#### What you should do:
Which lines in the records below contain the word "TradingView"? Copy each one out.

• • • •

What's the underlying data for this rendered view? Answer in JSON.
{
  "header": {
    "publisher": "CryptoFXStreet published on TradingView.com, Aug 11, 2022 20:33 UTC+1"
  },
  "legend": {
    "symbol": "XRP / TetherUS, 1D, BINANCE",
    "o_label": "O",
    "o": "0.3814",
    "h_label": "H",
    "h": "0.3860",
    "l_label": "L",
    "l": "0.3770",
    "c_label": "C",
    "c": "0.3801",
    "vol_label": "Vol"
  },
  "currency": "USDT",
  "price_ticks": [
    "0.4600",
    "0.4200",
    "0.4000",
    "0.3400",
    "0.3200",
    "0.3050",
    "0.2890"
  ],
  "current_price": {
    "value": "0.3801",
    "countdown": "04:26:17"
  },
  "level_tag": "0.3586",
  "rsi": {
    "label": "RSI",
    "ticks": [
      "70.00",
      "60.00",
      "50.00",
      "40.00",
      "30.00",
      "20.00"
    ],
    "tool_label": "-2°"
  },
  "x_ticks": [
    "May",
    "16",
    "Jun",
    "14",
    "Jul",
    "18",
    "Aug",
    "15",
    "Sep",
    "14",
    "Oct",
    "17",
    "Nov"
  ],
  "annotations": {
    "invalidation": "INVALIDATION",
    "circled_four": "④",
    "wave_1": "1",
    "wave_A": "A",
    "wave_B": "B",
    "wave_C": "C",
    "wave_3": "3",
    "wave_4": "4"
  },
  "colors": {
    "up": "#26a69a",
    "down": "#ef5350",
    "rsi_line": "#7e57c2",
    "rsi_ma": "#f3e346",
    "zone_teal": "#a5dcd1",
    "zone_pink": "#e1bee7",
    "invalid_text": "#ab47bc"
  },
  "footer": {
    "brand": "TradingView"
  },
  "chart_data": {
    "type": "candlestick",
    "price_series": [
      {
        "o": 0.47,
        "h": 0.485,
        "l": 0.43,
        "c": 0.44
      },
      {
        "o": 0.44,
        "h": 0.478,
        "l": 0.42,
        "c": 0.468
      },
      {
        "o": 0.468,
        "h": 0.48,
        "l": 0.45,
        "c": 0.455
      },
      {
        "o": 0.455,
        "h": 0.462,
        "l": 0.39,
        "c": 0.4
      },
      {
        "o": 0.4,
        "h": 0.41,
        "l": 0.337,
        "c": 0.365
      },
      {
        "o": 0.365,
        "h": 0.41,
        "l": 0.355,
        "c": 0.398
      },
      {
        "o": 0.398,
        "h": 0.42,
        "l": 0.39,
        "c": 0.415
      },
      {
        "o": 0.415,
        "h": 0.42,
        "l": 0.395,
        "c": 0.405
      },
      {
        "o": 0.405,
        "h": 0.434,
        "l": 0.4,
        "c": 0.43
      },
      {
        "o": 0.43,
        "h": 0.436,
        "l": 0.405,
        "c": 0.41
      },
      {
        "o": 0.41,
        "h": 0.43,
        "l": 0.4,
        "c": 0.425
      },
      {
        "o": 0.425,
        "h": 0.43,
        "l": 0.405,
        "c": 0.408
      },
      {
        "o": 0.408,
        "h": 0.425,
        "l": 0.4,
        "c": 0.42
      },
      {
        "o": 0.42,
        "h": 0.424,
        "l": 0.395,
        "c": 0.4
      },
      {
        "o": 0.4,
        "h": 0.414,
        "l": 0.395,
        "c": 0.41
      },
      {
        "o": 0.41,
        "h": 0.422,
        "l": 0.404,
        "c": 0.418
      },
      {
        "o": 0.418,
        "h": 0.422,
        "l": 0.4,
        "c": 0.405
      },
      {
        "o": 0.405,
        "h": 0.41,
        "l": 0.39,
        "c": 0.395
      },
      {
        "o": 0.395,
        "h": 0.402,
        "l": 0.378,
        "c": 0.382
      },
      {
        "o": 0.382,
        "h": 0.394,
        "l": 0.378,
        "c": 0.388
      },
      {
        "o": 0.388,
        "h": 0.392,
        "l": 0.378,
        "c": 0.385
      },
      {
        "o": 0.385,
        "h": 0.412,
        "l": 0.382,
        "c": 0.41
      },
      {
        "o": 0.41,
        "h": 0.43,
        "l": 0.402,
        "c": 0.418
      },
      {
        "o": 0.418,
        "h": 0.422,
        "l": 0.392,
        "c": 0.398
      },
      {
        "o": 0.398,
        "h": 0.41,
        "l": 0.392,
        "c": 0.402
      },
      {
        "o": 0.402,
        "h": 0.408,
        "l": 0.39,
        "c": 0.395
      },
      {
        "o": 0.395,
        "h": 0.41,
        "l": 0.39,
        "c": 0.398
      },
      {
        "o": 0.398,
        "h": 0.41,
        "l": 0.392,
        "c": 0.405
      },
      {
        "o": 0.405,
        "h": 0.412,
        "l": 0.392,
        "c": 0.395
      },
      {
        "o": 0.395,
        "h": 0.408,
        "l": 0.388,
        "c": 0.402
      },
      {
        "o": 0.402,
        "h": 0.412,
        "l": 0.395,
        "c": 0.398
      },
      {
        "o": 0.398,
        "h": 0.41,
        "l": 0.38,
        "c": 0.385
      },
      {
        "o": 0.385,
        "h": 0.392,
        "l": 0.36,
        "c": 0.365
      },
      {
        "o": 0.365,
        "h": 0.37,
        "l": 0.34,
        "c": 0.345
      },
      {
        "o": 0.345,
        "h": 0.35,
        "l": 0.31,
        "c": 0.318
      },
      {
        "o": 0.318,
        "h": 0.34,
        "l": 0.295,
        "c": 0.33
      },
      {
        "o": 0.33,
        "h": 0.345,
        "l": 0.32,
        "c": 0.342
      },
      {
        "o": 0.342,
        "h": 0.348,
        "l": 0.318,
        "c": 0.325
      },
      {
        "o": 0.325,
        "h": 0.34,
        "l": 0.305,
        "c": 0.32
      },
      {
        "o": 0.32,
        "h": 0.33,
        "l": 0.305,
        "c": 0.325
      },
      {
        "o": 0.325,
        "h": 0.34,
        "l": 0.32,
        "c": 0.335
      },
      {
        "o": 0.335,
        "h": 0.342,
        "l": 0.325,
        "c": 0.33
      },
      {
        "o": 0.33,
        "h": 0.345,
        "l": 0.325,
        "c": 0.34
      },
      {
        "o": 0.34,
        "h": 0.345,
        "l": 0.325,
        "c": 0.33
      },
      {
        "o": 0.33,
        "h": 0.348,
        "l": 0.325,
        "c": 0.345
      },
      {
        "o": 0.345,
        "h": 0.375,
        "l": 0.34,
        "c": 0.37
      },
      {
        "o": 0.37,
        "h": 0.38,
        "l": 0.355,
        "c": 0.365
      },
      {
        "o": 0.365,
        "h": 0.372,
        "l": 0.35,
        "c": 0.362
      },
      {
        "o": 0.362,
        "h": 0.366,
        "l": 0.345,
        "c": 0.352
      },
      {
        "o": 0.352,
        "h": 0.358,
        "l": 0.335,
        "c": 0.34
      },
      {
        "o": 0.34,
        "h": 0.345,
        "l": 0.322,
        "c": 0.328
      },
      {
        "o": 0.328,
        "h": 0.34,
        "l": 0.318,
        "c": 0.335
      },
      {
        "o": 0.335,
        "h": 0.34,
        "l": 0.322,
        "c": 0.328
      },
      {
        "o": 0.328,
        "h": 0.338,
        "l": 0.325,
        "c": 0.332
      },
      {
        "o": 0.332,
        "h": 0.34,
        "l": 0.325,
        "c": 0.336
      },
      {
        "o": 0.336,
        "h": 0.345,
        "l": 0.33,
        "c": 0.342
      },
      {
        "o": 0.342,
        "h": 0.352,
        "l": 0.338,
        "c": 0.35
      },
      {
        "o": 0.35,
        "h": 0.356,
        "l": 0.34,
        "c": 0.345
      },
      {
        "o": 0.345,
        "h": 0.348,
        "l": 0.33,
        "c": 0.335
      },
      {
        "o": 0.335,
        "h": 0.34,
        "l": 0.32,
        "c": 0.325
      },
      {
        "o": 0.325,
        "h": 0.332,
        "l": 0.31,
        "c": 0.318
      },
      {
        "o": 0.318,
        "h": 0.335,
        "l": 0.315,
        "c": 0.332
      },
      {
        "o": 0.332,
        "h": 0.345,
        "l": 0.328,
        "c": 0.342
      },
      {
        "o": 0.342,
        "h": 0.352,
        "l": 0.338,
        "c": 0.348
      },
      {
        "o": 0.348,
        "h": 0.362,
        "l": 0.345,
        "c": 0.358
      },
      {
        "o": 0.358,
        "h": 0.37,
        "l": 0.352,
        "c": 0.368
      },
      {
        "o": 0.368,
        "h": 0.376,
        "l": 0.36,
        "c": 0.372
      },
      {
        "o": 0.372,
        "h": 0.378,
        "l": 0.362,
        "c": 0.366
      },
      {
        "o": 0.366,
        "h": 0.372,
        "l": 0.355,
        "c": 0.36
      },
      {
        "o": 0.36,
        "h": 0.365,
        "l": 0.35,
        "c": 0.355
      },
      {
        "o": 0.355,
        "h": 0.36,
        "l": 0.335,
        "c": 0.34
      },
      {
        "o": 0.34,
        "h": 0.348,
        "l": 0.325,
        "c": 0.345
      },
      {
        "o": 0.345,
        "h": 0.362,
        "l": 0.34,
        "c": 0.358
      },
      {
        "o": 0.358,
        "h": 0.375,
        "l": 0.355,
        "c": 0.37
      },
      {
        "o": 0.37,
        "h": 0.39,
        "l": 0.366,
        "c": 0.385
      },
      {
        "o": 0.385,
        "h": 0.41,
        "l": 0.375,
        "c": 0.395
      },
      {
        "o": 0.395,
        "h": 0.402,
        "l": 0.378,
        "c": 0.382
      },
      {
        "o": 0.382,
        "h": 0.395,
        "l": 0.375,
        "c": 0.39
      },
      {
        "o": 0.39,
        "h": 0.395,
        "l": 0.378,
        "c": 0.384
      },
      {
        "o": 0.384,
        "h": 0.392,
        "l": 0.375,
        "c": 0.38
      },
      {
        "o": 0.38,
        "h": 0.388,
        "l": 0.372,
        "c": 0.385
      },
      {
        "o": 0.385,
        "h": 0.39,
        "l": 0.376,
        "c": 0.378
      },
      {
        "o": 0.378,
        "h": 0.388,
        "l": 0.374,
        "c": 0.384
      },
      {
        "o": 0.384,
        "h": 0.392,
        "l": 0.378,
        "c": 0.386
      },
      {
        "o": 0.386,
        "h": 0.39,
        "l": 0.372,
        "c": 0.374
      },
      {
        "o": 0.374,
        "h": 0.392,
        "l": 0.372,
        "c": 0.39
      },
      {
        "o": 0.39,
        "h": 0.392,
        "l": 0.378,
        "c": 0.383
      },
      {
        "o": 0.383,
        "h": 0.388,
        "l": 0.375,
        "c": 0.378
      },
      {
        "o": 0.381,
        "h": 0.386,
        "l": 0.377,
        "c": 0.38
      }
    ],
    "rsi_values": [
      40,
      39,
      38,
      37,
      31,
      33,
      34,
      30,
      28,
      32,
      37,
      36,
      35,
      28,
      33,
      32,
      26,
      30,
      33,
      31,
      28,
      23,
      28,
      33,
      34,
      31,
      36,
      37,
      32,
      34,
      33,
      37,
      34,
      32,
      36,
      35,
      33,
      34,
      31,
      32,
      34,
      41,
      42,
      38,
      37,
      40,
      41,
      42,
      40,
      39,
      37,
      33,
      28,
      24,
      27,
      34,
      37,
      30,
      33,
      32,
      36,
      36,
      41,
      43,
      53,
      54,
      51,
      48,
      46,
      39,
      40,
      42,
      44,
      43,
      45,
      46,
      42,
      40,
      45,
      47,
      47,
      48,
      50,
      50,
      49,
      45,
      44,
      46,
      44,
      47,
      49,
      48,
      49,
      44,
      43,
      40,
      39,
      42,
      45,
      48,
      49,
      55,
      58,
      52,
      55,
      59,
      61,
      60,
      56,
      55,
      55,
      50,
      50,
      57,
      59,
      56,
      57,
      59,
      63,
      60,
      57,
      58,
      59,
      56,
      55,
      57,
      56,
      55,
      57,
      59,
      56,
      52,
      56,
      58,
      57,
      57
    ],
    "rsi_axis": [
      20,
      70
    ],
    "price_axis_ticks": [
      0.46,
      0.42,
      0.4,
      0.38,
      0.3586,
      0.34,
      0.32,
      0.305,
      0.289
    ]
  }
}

• • • •

#### Solution to the exercise:
    "publisher": "CryptoFXStreet published on TradingView.com, Aug 11, 2022 20:33 UTC+1"
    "brand": "TradingView"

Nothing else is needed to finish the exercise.